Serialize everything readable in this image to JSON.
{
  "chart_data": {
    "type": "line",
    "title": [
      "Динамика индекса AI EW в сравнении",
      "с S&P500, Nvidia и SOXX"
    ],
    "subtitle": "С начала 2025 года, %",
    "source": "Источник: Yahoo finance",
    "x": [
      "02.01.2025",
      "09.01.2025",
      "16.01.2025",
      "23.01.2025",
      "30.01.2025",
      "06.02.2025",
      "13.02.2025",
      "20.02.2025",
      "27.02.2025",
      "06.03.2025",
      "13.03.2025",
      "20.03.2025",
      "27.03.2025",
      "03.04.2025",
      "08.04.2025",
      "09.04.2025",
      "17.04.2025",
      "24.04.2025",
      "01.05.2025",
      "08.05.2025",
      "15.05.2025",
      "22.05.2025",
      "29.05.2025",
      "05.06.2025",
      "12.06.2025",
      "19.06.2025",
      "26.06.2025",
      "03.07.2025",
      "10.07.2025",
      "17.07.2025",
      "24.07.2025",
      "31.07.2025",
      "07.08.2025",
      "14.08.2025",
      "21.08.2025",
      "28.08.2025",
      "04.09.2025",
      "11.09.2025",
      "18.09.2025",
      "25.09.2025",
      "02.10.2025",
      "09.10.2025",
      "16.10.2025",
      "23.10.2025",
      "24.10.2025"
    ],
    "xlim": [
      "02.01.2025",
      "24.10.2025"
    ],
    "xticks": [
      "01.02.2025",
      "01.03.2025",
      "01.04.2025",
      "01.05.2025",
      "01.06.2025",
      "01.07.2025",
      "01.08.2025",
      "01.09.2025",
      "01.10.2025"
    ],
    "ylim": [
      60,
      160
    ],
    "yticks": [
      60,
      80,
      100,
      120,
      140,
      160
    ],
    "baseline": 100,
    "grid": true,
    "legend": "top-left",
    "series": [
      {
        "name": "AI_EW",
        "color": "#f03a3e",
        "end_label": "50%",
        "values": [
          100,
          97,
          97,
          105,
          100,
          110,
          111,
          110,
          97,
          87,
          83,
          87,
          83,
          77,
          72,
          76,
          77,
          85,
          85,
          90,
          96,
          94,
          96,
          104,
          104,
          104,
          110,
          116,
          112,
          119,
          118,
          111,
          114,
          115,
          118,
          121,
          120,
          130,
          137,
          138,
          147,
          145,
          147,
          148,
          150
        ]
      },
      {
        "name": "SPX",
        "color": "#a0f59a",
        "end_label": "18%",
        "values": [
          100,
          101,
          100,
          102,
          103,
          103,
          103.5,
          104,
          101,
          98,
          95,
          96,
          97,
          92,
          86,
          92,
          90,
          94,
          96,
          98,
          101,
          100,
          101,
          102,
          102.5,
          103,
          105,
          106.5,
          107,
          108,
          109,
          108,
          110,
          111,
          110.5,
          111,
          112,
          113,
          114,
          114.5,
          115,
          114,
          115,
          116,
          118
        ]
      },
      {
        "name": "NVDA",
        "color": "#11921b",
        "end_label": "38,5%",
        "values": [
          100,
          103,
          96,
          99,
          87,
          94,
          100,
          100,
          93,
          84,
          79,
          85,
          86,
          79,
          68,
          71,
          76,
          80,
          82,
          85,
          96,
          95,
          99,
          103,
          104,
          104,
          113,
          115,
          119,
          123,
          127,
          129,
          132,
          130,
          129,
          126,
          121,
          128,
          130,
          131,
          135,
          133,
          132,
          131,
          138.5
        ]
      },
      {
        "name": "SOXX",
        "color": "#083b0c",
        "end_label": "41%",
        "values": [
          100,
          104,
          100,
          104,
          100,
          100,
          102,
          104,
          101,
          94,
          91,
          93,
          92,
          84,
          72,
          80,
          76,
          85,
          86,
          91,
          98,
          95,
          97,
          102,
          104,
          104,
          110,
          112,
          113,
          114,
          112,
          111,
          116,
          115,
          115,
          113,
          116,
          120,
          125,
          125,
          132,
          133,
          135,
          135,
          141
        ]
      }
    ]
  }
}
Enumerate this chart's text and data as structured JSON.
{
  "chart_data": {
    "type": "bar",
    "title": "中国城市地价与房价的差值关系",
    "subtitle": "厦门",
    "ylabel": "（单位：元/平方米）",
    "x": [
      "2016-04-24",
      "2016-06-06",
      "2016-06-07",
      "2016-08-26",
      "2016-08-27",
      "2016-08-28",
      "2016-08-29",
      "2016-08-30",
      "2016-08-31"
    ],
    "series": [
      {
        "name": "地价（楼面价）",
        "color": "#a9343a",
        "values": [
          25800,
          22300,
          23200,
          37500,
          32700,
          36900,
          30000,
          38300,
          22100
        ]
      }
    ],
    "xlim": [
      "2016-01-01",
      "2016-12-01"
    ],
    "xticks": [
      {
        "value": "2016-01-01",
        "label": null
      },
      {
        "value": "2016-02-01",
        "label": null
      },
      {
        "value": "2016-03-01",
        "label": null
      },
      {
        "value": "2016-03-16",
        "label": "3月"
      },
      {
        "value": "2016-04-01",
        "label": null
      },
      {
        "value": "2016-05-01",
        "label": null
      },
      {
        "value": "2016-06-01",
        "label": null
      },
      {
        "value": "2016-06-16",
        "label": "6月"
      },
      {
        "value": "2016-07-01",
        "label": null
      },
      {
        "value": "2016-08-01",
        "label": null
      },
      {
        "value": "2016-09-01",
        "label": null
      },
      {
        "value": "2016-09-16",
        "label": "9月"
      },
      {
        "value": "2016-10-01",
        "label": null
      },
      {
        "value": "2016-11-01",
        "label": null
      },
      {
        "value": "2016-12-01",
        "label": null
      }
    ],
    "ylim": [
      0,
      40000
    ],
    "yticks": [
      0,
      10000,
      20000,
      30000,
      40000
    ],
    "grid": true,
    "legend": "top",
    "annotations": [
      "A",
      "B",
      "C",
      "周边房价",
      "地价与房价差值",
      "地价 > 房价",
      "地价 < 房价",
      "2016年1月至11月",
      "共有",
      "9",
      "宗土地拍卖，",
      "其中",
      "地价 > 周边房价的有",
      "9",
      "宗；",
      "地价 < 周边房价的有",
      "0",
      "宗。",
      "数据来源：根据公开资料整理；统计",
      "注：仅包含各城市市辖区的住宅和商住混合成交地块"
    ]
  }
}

→ Exercise: Print every line of the records exactly. Omit nothing.

→ Final result:
Serialize everything readable in this image to JSON.
{
  "chart_data": {
    "type": "line",
    "title": [
      "Динамика индекса AI EW в сравнении",
      "с S&P500, Nvidia и SOXX"
    ],
    "subtitle": "С начала 2025 года, %",
    "source": "Источник: Yahoo finance",
    "x": [
      "02.01.2025",
      "09.01.2025",
      "16.01.2025",
      "23.01.2025",
      "30.01.2025",
      "06.02.2025",
      "13.02.2025",
      "20.02.2025",
      "27.02.2025",
      "06.03.2025",
      "13.03.2025",
      "20.03.2025",
      "27.03.2025",
      "03.04.2025",
      "08.04.2025",
      "09.04.2025",
      "17.04.2025",
      "24.04.2025",
      "01.05.2025",
      "08.05.2025",
      "15.05.2025",
      "22.05.2025",
      "29.05.2025",
      "05.06.2025",
      "12.06.2025",
      "19.06.2025",
      "26.06.2025",
      "03.07.2025",
      "10.07.2025",
      "17.07.2025",
      "24.07.2025",
      "31.07.2025",
      "07.08.2025",
      "14.08.2025",
      "21.08.2025",
      "28.08.2025",
      "04.09.2025",
      "11.09.2025",
      "18.09.2025",
      "25.09.2025",
      "02.10.2025",
      "09.10.2025",
      "16.10.2025",
      "23.10.2025",
      "24.10.2025"
    ],
    "xlim": [
      "02.01.2025",
      "24.10.2025"
    ],
    "xticks": [
      "01.02.2025",
      "01.03.2025",
      "01.04.2025",
      "01.05.2025",
      "01.06.2025",
      "01.07.2025",
      "01.08.2025",
      "01.09.2025",
      "01.10.2025"
    ],
    "ylim": [
      60,
      160
    ],
    "yticks": [
      60,
      80,
      100,
      120,
      140,
      160
    ],
    "baseline": 100,
    "grid": true,
    "legend": "top-left",
    "series": [
      {
        "name": "AI_EW",
        "color": "#f03a3e",
        "end_label": "50%",
        "values": [
          100,
          97,
          97,
          105,
          100,
          110,
          111,
          110,
          97,
          87,
          83,
          87,
          83,
          77,
          72,
          76,
          77,
          85,
          85,
          90,
          96,
          94,
          96,
          104,
          104,
          104,
          110,
          116,
          112,
          119,
          118,
          111,
          114,
          115,
          118,
          121,
          120,
          130,
          137,
          138,
          147,
          145,
          147,
          148,
          150
        ]
      },
      {
        "name": "SPX",
        "color": "#a0f59a",
        "end_label": "18%",
        "values": [
          100,
          101,
          100,
          102,
          103,
          103,
          103.5,
          104,
          101,
          98,
          95,
          96,
          97,
          92,
          86,
          92,
          90,
          94,
          96,
          98,
          101,
          100,
          101,
          102,
          102.5,
          103,
          105,
          106.5,
          107,
          108,
          109,
          108,
          110,
          111,
          110.5,
          111,
          112,
          113,
          114,
          114.5,
          115,
          114,
          115,
          116,
          118
        ]
      },
      {
        "name": "NVDA",
        "color": "#11921b",
        "end_label": "38,5%",
        "values": [
          100,
          103,
          96,
          99,
          87,
          94,
          100,
          100,
          93,
          84,
          79,
          85,
          86,
          79,
          68,
          71,
          76,
          80,
          82,
          85,
          96,
          95,
          99,
          103,
          104,
          104,
          113,
          115,
          119,
          123,
          127,
          129,
          132,
          130,
          129,
          126,
          121,
          128,
          130,
          131,
          135,
          133,
          132,
          131,
          138.5
        ]
      },
      {
        "name": "SOXX",
        "color": "#083b0c",
        "end_label": "41%",
        "values": [
          100,
          104,
          100,
          104,
          100,
          100,
          102,
          104,
          101,
          94,
          91,
          93,
          92,
          84,
          72,
          80,
          76,
          85,
          86,
          91,
          98,
          95,
          97,
          102,
          104,
          104,
          110,
          112,
          113,
          114,
          112,
          111,
          116,
          115,
          115,
          113,
          116,
          120,
          125,
          125,
          132,
          133,
          135,
          135,
          141
        ]
      }
    ]
  }
}
Enumerate this chart's text and data as structured JSON.
{
  "chart_data": {
    "type": "bar",
    "title": "中国城市地价与房价的差值关系",
    "subtitle": "厦门",
    "ylabel": "（单位：元/平方米）",
    "x": [
      "2016-04-24",
      "2016-06-06",
      "2016-06-07",
      "2016-08-26",
      "2016-08-27",
      "2016-08-28",
      "2016-08-29",
      "2016-08-30",
      "2016-08-31"
    ],
    "series": [
      {
        "name": "地价（楼面价）",
        "color": "#a9343a",
        "values": [
          25800,
          22300,
          23200,
          37500,
          32700,
          36900,
          30000,
          38300,
          22100
        ]
      }
    ],
    "xlim": [
      "2016-01-01",
      "2016-12-01"
    ],
    "xticks": [
      {
        "value": "2016-01-01",
        "label": null
      },
      {
        "value": "2016-02-01",
        "label": null
      },
      {
        "value": "2016-03-01",
        "label": null
      },
      {
        "value": "2016-03-16",
        "label": "3月"
      },
      {
        "value": "2016-04-01",
        "label": null
      },
      {
        "value": "2016-05-01",
        "label": null
      },
      {
        "value": "2016-06-01",
        "label": null
      },
      {
        "value": "2016-06-16",
        "label": "6月"
      },
      {
        "value": "2016-07-01",
        "label": null
      },
      {
        "value": "2016-08-01",
        "label": null
      },
      {
        "value": "2016-09-01",
        "label": null
      },
      {
        "value": "2016-09-16",
        "label": "9月"
      },
      {
        "value": "2016-10-01",
        "label": null
      },
      {
        "value": "2016-11-01",
        "label": null
      },
      {
        "value": "2016-12-01",
        "label": null
      }
    ],
    "ylim": [
      0,
      40000
    ],
    "yticks": [
      0,
      10000,
      20000,
      30000,
      40000
    ],
    "grid": true,
    "legend": "top",
    "annotations": [
      "A",
      "B",
      "C",
      "周边房价",
      "地价与房价差值",
      "地价 > 房价",
      "地价 < 房价",
      "2016年1月至11月",
      "共有",
      "9",
      "宗土地拍卖，",
      "其中",
      "地价 > 周边房价的有",
      "9",
      "宗；",
      "地价 < 周边房价的有",
      "0",
      "宗。",
      "数据来源：根据公开资料整理；统计",
      "注：仅包含各城市市辖区的住宅和商住混合成交地块"
    ]
  }
}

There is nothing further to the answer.